▼▼▼

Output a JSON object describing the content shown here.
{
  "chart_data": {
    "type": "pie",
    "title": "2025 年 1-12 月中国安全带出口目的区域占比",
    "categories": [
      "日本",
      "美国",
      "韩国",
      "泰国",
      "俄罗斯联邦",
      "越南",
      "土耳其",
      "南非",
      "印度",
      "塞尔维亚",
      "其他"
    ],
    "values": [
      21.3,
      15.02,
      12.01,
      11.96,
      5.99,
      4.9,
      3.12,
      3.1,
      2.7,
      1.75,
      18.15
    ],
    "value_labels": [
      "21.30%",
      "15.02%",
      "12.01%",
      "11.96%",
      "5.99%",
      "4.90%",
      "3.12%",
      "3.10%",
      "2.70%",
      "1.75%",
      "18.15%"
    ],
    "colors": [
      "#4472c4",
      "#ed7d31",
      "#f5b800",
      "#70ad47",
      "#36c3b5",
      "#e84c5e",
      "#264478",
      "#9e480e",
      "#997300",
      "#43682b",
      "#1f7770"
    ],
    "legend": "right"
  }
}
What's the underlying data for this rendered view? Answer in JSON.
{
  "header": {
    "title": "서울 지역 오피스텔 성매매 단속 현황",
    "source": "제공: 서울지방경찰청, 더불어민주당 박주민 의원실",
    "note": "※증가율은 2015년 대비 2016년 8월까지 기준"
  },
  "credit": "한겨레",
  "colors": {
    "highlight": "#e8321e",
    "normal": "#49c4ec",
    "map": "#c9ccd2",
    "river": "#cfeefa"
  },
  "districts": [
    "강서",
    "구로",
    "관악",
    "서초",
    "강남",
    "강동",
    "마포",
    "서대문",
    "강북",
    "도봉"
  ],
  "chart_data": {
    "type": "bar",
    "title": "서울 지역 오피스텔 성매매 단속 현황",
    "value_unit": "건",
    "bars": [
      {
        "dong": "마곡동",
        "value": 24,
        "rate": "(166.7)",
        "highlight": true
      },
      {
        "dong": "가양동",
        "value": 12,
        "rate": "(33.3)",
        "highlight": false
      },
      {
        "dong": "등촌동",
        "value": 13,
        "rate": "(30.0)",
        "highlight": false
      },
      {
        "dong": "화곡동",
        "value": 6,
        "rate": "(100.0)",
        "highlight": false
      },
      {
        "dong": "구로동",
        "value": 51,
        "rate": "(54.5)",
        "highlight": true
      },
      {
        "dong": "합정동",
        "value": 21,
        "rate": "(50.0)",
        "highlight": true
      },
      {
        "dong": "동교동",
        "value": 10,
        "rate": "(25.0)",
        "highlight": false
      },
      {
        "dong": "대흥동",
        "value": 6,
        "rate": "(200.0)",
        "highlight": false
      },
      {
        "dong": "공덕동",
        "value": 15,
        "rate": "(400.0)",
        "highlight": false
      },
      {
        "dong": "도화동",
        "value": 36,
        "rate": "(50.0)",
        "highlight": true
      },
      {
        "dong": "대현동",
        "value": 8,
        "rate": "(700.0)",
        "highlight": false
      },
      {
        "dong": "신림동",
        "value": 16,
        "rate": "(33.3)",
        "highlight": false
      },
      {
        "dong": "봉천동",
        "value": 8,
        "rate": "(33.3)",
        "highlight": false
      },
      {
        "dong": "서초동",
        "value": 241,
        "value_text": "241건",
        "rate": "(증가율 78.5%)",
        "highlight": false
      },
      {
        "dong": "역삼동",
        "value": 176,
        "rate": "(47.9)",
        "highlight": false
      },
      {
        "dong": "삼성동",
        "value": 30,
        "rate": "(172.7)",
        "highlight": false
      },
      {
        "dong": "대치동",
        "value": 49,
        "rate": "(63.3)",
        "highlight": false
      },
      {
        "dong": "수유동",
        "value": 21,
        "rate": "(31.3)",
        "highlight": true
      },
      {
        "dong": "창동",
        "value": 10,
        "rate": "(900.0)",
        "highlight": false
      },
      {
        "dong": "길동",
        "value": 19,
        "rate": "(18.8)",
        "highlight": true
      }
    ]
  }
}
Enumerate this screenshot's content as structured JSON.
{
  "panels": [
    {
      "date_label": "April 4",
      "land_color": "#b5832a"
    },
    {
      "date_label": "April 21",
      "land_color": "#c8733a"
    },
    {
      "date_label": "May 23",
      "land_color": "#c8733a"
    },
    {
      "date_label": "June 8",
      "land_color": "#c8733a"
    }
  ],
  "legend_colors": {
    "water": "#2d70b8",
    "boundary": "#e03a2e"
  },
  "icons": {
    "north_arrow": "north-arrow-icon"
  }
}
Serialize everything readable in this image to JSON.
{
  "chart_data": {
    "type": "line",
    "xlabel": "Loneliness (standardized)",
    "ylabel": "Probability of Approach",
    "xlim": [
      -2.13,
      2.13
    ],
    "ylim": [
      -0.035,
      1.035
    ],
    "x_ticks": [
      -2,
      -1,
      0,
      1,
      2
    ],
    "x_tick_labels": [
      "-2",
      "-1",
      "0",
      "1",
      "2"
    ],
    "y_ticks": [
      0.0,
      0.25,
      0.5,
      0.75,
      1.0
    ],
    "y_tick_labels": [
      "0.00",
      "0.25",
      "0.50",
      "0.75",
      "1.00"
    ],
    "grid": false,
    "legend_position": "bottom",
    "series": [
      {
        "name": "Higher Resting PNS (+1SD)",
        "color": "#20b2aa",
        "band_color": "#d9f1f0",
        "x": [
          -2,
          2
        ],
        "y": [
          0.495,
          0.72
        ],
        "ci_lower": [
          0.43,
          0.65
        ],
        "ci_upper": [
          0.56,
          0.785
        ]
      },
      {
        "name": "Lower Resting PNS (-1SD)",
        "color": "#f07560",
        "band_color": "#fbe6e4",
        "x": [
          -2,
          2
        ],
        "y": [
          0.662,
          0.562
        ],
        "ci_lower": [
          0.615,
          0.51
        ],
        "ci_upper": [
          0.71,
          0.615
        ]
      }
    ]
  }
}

▲▲▲

**INSTRUCTION:**
Reproduce every line of the material above exactly.

**RESPONSE TO THIS TASK:**
Output a JSON object describing the content shown here.
{
  "chart_data": {
    "type": "pie",
    "title": "2025 年 1-12 月中国安全带出口目的区域占比",
    "categories": [
      "日本",
      "美国",
      "韩国",
      "泰国",
      "俄罗斯联邦",
      "越南",
      "土耳其",
      "南非",
      "印度",
      "塞尔维亚",
      "其他"
    ],
    "values": [
      21.3,
      15.02,
      12.01,
      11.96,
      5.99,
      4.9,
      3.12,
      3.1,
      2.7,
      1.75,
      18.15
    ],
    "value_labels": [
      "21.30%",
      "15.02%",
      "12.01%",
      "11.96%",
      "5.99%",
      "4.90%",
      "3.12%",
      "3.10%",
      "2.70%",
      "1.75%",
      "18.15%"
    ],
    "colors": [
      "#4472c4",
      "#ed7d31",
      "#f5b800",
      "#70ad47",
      "#36c3b5",
      "#e84c5e",
      "#264478",
      "#9e480e",
      "#997300",
      "#43682b",
      "#1f7770"
    ],
    "legend": "right"
  }
}
What's the underlying data for this rendered view? Answer in JSON.
{
  "header": {
    "title": "서울 지역 오피스텔 성매매 단속 현황",
    "source": "제공: 서울지방경찰청, 더불어민주당 박주민 의원실",
    "note": "※증가율은 2015년 대비 2016년 8월까지 기준"
  },
  "credit": "한겨레",
  "colors": {
    "highlight": "#e8321e",
    "normal": "#49c4ec",
    "map": "#c9ccd2",
    "river": "#cfeefa"
  },
  "districts": [
    "강서",
    "구로",
    "관악",
    "서초",
    "강남",
    "강동",
    "마포",
    "서대문",
    "강북",
    "도봉"
  ],
  "chart_data": {
    "type": "bar",
    "title": "서울 지역 오피스텔 성매매 단속 현황",
    "value_unit": "건",
    "bars": [
      {
        "dong": "마곡동",
        "value": 24,
        "rate": "(166.7)",
        "highlight": true
      },
      {
        "dong": "가양동",
        "value": 12,
        "rate": "(33.3)",
        "highlight": false
      },
      {
        "dong": "등촌동",
        "value": 13,
        "rate": "(30.0)",
        "highlight": false
      },
      {
        "dong": "화곡동",
        "value": 6,
        "rate": "(100.0)",
        "highlight": false
      },
      {
        "dong": "구로동",
        "value": 51,
        "rate": "(54.5)",
        "highlight": true
      },
      {
        "dong": "합정동",
        "value": 21,
        "rate": "(50.0)",
        "highlight": true
      },
      {
        "dong": "동교동",
        "value": 10,
        "rate": "(25.0)",
        "highlight": false
      },
      {
        "dong": "대흥동",
        "value": 6,
        "rate": "(200.0)",
        "highlight": false
      },
      {
        "dong": "공덕동",
        "value": 15,
        "rate": "(400.0)",
        "highlight": false
      },
      {
        "dong": "도화동",
        "value": 36,
        "rate": "(50.0)",
        "highlight": true
      },
      {
        "dong": "대현동",
        "value": 8,
        "rate": "(700.0)",
        "highlight": false
      },
      {
        "dong": "신림동",
        "value": 16,
        "rate": "(33.3)",
        "highlight": false
      },
      {
        "dong": "봉천동",
        "value": 8,
        "rate": "(33.3)",
        "highlight": false
      },
      {
        "dong": "서초동",
        "value": 241,
        "value_text": "241건",
        "rate": "(증가율 78.5%)",
        "highlight": false
      },
      {
        "dong": "역삼동",
        "value": 176,
        "rate": "(47.9)",
        "highlight": false
      },
      {
        "dong": "삼성동",
        "value": 30,
        "rate": "(172.7)",
        "highlight": false
      },
      {
        "dong": "대치동",
        "value": 49,
        "rate": "(63.3)",
        "highlight": false
      },
      {
        "dong": "수유동",
        "value": 21,
        "rate": "(31.3)",
        "highlight": true
      },
      {
        "dong": "창동",
        "value": 10,
        "rate": "(900.0)",
        "highlight": false
      },
      {
        "dong": "길동",
        "value": 19,
        "rate": "(18.8)",
        "highlight": true
      }
    ]
  }
}
Enumerate this screenshot's content as structured JSON.
{
  "panels": [
    {
      "date_label": "April 4",
      "land_color": "#b5832a"
    },
    {
      "date_label": "April 21",
      "land_color": "#c8733a"
    },
    {
      "date_label": "May 23",
      "land_color": "#c8733a"
    },
    {
      "date_label": "June 8",
      "land_color": "#c8733a"
    }
  ],
  "legend_colors": {
    "water": "#2d70b8",
    "boundary": "#e03a2e"
  },
  "icons": {
    "north_arrow": "north-arrow-icon"
  }
}
Serialize everything readable in this image to JSON.
{
  "chart_data": {
    "type": "line",
    "xlabel": "Loneliness (standardized)",
    "ylabel": "Probability of Approach",
    "xlim": [
      -2.13,
      2.13
    ],
    "ylim": [
      -0.035,
      1.035
    ],
    "x_ticks": [
      -2,
      -1,
      0,
      1,
      2
    ],
    "x_tick_labels": [
      "-2",
      "-1",
      "0",
      "1",
      "2"
    ],
    "y_ticks": [
      0.0,
      0.25,
      0.5,
      0.75,
      1.0
    ],
    "y_tick_labels": [
      "0.00",
      "0.25",
      "0.50",
      "0.75",
      "1.00"
    ],
    "grid": false,
    "legend_position": "bottom",
    "series": [
      {
        "name": "Higher Resting PNS (+1SD)",
        "color": "#20b2aa",
        "band_color": "#d9f1f0",
        "x": [
          -2,
          2
        ],
        "y": [
          0.495,
          0.72
        ],
        "ci_lower": [
          0.43,
          0.65
        ],
        "ci_upper": [
          0.56,
          0.785
        ]
      },
      {
        "name": "Lower Resting PNS (-1SD)",
        "color": "#f07560",
        "band_color": "#fbe6e4",
        "x": [
          -2,
          2
        ],
        "y": [
          0.662,
          0.562
        ],
        "ci_lower": [
          0.615,
          0.51
        ],
        "ci_upper": [
          0.71,
          0.615
        ]
      }
    ]
  }
}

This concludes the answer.